# DATA TO PROCESS start

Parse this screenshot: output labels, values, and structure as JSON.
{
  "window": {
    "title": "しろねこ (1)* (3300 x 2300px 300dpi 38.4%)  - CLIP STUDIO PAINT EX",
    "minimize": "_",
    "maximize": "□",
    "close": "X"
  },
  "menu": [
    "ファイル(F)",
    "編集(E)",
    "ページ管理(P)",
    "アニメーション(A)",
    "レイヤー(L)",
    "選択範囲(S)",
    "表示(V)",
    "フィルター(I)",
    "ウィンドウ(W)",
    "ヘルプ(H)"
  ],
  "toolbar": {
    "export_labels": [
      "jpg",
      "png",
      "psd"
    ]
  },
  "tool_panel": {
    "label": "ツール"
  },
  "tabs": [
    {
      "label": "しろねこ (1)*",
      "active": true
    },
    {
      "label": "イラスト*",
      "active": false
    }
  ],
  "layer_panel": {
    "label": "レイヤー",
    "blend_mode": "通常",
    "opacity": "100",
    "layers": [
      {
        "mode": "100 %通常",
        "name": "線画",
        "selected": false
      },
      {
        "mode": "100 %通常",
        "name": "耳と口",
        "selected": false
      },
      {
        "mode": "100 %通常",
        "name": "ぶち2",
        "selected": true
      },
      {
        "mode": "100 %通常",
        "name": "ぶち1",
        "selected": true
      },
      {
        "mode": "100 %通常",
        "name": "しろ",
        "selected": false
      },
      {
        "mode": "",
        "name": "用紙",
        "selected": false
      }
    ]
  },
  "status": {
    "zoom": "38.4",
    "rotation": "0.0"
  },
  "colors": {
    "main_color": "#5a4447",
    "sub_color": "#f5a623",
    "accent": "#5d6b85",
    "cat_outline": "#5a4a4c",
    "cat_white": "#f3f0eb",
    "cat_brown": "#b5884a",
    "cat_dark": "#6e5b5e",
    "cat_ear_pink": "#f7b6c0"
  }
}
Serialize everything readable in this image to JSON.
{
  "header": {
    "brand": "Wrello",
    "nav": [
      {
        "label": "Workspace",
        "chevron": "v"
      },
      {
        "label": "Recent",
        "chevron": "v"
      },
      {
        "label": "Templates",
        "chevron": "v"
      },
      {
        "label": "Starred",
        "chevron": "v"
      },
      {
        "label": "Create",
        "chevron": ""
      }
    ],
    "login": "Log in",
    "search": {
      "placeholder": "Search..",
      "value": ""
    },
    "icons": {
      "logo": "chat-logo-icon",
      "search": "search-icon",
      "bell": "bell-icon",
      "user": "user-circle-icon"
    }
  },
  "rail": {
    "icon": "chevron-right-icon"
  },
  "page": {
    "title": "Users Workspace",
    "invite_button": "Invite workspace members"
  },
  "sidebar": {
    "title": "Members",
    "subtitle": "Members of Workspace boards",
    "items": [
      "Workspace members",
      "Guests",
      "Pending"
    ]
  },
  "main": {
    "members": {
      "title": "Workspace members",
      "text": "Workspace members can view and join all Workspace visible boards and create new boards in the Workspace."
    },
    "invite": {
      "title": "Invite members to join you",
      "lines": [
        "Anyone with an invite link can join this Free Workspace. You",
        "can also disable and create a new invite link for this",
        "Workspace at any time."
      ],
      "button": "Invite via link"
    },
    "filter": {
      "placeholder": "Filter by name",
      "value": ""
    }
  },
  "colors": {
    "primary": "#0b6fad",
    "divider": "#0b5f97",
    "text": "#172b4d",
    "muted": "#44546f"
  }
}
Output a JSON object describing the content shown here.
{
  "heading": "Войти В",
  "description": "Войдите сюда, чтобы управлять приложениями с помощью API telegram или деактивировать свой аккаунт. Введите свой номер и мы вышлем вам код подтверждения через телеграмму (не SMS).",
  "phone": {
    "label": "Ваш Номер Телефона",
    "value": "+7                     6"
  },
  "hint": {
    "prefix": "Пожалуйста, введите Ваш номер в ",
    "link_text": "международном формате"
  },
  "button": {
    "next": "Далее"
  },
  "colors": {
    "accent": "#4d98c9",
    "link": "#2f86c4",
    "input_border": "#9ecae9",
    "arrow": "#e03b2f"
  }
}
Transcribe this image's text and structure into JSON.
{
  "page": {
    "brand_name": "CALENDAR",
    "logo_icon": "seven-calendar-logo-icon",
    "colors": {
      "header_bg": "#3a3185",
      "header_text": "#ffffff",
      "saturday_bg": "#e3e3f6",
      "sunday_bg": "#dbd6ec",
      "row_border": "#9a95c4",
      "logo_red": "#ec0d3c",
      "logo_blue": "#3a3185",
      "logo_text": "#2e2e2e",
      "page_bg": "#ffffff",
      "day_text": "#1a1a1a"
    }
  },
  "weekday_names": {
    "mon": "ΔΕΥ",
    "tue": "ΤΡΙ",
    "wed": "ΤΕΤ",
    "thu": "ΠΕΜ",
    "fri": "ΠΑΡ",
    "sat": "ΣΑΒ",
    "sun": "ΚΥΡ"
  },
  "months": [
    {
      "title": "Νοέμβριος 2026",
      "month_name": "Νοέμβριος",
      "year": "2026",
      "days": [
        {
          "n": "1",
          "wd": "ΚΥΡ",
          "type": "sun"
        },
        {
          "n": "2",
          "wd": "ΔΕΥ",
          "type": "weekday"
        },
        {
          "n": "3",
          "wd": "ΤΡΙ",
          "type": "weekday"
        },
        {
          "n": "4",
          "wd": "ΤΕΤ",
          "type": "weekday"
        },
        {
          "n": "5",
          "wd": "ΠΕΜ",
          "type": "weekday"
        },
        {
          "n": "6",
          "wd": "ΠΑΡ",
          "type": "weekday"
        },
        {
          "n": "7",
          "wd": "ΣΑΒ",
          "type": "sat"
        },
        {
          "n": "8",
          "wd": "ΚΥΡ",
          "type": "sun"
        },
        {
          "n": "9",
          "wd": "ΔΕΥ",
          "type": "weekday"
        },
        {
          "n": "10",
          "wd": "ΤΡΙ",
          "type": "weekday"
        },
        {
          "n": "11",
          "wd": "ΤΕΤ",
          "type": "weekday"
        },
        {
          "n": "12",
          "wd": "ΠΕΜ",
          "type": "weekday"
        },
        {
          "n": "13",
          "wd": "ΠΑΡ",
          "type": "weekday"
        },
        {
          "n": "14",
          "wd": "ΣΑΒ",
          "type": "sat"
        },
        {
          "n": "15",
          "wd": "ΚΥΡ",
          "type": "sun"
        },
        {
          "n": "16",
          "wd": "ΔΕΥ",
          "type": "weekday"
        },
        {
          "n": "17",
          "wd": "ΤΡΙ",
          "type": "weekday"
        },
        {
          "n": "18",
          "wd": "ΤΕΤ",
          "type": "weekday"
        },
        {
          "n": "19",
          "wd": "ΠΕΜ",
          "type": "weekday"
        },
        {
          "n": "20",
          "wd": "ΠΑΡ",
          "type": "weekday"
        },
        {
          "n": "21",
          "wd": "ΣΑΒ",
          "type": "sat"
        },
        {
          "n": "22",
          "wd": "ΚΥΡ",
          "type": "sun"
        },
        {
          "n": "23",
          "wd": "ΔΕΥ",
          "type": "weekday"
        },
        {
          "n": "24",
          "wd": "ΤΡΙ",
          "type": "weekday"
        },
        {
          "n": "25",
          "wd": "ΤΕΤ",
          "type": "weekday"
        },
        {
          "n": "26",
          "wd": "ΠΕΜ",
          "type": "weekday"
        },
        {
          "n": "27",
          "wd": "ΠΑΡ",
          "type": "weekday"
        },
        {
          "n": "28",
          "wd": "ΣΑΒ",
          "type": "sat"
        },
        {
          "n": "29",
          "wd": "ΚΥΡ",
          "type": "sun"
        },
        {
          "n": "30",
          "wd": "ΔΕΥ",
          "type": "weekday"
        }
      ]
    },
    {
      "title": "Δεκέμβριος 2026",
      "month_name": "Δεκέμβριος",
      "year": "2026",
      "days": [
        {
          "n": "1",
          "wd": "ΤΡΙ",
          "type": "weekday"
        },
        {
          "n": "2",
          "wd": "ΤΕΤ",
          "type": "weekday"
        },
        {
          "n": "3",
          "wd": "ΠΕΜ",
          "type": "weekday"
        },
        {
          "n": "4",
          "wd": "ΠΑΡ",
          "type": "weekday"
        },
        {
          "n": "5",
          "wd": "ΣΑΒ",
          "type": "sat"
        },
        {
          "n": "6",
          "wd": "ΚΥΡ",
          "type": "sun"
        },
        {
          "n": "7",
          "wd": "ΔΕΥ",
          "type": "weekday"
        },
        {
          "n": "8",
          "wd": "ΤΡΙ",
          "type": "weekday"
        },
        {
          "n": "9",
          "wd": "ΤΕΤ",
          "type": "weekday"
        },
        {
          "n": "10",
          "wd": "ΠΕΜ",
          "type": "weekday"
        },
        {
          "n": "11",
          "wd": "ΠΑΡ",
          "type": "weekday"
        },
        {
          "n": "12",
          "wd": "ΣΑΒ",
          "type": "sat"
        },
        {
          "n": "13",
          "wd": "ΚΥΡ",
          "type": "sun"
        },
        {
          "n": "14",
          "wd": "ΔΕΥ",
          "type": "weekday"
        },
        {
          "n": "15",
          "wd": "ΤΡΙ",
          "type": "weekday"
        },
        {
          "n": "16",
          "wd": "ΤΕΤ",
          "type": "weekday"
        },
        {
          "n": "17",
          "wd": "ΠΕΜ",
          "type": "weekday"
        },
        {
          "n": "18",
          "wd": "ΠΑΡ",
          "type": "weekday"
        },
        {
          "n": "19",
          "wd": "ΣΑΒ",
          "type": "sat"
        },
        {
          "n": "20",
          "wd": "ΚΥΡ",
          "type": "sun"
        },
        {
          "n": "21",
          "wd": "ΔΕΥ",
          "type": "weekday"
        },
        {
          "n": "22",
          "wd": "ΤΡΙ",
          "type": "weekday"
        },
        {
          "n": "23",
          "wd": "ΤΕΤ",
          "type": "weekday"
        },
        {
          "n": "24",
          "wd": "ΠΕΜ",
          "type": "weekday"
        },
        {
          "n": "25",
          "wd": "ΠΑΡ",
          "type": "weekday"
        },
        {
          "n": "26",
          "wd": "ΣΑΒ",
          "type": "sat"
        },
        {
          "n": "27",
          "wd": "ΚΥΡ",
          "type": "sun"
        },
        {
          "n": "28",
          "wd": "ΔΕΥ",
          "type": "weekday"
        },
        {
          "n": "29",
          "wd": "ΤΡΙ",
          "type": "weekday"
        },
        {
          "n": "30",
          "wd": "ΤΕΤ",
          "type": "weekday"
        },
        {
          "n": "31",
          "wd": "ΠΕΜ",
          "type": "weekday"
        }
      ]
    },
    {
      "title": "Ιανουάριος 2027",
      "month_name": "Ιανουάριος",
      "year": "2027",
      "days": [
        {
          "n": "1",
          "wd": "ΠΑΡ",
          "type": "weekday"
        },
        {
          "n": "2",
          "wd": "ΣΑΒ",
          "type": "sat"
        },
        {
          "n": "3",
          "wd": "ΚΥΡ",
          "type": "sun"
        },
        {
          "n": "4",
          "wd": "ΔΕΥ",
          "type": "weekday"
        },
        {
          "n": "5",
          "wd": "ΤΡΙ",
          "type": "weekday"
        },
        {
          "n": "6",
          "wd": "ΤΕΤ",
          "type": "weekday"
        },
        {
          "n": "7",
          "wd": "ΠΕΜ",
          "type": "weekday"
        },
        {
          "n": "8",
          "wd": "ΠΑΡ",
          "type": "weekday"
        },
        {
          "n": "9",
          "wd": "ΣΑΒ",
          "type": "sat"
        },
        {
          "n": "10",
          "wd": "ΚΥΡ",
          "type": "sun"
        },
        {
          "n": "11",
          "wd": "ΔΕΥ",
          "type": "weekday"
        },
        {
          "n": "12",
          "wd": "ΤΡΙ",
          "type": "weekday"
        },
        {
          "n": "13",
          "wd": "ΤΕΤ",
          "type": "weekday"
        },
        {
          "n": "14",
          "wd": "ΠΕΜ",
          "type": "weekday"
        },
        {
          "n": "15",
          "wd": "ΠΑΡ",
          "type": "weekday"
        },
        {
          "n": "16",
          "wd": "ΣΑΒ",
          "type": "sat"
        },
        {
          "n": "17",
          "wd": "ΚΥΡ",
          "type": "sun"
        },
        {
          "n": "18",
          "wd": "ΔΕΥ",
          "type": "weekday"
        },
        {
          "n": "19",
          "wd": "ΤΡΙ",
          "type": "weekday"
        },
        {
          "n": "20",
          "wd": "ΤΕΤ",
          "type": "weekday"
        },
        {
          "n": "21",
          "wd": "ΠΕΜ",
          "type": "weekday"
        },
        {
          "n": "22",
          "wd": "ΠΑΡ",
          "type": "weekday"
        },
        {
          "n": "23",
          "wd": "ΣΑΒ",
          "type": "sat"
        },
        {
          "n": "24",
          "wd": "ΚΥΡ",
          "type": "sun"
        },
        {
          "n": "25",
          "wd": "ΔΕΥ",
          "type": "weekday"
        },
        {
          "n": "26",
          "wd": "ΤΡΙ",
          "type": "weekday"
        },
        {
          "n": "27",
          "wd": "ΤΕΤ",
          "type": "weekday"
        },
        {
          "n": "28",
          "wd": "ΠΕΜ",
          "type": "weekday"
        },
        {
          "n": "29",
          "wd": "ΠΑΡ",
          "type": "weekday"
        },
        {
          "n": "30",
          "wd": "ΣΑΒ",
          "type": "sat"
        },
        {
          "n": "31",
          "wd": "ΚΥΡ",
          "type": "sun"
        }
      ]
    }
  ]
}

# DATA TO PROCESS end

▶ [EXERCISE PROMPT]
Where a line contains the string "this", extract that line.

▶ [EXERCISE SOLUTION]
Parse this screenshot: output labels, values, and structure as JSON.
Serialize everything readable in this image to JSON.
        "Anyone with an invite link can join this Free Workspace. You",
        "can also disable and create a new invite link for this",
Transcribe this image's text and structure into JSON.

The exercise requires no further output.